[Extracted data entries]
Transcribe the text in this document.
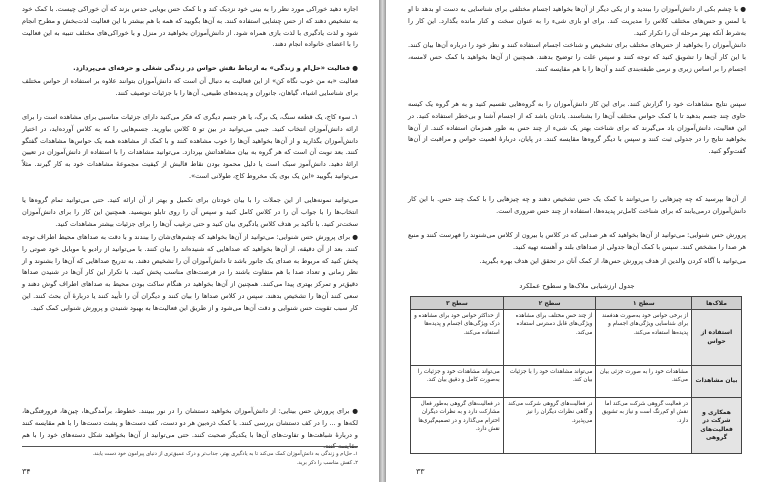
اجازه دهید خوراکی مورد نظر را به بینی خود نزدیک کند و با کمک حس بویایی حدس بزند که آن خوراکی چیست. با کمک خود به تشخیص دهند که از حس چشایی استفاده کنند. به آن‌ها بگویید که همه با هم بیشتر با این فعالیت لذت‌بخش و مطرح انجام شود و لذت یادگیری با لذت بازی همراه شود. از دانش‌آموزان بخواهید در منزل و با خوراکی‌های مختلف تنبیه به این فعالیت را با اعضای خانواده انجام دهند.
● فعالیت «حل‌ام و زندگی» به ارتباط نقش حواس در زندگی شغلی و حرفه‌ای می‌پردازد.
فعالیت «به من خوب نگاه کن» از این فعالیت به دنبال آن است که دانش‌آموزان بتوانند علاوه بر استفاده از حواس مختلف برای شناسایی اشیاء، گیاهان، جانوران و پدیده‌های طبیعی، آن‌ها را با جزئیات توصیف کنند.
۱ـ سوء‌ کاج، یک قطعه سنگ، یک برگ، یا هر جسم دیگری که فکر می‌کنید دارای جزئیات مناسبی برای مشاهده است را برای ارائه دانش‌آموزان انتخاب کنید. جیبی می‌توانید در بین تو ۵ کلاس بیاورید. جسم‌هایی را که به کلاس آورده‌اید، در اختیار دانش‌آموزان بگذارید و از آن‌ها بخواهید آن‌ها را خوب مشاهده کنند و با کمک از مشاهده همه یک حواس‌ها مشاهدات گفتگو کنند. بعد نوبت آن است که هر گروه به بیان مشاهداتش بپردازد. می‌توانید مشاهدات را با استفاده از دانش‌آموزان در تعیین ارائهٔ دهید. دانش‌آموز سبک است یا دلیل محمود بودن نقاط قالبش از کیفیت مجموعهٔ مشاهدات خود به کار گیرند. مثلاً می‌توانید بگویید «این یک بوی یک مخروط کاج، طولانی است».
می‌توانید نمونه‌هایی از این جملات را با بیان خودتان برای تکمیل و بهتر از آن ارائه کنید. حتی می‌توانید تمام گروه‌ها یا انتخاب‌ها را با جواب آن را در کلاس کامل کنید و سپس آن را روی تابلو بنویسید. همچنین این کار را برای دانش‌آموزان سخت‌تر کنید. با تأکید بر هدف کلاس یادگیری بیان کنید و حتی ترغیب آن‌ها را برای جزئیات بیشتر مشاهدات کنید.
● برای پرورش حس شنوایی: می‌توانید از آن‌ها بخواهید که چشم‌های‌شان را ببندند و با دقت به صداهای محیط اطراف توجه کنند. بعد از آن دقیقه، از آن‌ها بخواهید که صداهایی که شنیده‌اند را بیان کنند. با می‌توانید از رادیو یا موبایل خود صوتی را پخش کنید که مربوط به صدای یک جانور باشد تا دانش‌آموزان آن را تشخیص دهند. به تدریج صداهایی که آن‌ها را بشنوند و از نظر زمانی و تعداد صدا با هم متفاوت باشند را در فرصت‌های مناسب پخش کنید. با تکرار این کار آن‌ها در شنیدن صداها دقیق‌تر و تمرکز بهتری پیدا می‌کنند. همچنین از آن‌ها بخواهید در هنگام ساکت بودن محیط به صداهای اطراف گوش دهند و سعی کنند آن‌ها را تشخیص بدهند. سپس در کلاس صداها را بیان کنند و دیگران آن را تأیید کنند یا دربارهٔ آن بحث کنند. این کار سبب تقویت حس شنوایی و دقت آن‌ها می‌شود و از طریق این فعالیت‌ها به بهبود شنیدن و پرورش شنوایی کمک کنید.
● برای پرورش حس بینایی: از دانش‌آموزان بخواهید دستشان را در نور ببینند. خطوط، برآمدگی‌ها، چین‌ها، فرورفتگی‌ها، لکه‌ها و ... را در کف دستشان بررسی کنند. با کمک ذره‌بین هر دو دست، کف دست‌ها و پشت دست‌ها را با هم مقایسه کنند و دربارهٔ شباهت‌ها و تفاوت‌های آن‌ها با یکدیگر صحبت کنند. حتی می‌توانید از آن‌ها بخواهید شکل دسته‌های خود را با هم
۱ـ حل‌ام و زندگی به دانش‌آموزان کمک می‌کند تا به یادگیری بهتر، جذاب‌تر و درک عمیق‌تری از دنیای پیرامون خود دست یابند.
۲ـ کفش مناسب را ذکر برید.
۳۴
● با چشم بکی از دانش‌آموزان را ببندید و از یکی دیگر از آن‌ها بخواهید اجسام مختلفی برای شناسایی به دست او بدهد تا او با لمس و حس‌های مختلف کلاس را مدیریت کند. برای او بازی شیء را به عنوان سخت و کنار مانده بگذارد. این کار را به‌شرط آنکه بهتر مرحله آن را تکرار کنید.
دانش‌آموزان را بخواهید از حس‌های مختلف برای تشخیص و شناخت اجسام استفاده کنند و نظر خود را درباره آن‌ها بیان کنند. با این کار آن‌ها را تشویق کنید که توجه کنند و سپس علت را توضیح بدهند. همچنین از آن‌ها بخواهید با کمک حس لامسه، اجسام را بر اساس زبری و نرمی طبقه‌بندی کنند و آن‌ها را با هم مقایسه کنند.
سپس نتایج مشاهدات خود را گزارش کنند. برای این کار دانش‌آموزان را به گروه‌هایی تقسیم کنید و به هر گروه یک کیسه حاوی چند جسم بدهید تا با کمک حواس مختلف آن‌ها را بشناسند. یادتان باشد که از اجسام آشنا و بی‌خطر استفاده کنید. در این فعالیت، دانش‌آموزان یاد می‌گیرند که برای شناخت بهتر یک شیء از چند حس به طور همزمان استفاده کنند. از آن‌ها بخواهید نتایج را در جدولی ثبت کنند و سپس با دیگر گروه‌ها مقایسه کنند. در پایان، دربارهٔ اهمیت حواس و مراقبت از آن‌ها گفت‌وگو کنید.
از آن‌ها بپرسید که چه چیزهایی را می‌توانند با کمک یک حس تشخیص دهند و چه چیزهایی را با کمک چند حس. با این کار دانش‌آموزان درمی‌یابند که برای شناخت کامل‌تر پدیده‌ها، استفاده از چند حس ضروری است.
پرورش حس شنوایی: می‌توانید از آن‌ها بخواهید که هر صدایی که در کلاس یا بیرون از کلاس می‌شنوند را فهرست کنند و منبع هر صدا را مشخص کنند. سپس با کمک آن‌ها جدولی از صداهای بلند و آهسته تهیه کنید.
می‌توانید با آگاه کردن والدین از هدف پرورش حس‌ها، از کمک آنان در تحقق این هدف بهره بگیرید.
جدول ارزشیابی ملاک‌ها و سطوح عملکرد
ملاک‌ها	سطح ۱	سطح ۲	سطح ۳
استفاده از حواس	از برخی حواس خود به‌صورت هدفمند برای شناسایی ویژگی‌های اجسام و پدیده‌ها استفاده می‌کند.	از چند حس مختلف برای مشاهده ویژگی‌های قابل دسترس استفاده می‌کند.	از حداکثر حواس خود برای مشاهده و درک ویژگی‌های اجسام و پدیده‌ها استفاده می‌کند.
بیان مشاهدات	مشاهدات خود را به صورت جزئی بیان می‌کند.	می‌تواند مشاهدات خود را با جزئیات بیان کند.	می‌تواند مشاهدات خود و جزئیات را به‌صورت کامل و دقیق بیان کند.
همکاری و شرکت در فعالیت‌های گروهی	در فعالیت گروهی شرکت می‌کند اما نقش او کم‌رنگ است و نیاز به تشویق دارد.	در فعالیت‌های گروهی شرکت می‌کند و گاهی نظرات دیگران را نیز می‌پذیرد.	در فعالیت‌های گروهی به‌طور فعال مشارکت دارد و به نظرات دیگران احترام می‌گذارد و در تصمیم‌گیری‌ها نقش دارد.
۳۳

--

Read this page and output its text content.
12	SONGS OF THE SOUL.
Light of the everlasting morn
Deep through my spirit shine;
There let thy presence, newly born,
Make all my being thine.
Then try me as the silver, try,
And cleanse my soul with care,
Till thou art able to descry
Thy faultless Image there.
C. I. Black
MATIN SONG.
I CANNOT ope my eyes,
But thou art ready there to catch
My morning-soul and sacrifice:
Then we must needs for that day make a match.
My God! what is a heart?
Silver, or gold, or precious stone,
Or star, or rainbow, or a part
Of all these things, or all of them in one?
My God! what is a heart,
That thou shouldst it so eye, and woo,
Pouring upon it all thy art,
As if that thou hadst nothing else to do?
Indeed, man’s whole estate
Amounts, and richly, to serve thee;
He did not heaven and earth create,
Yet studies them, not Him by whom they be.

Stated problem: Scan the data above and copy every line with "Then" in it.

Response to this exercise:
Then try me as the silver, try,
Then we must needs for that day make a match.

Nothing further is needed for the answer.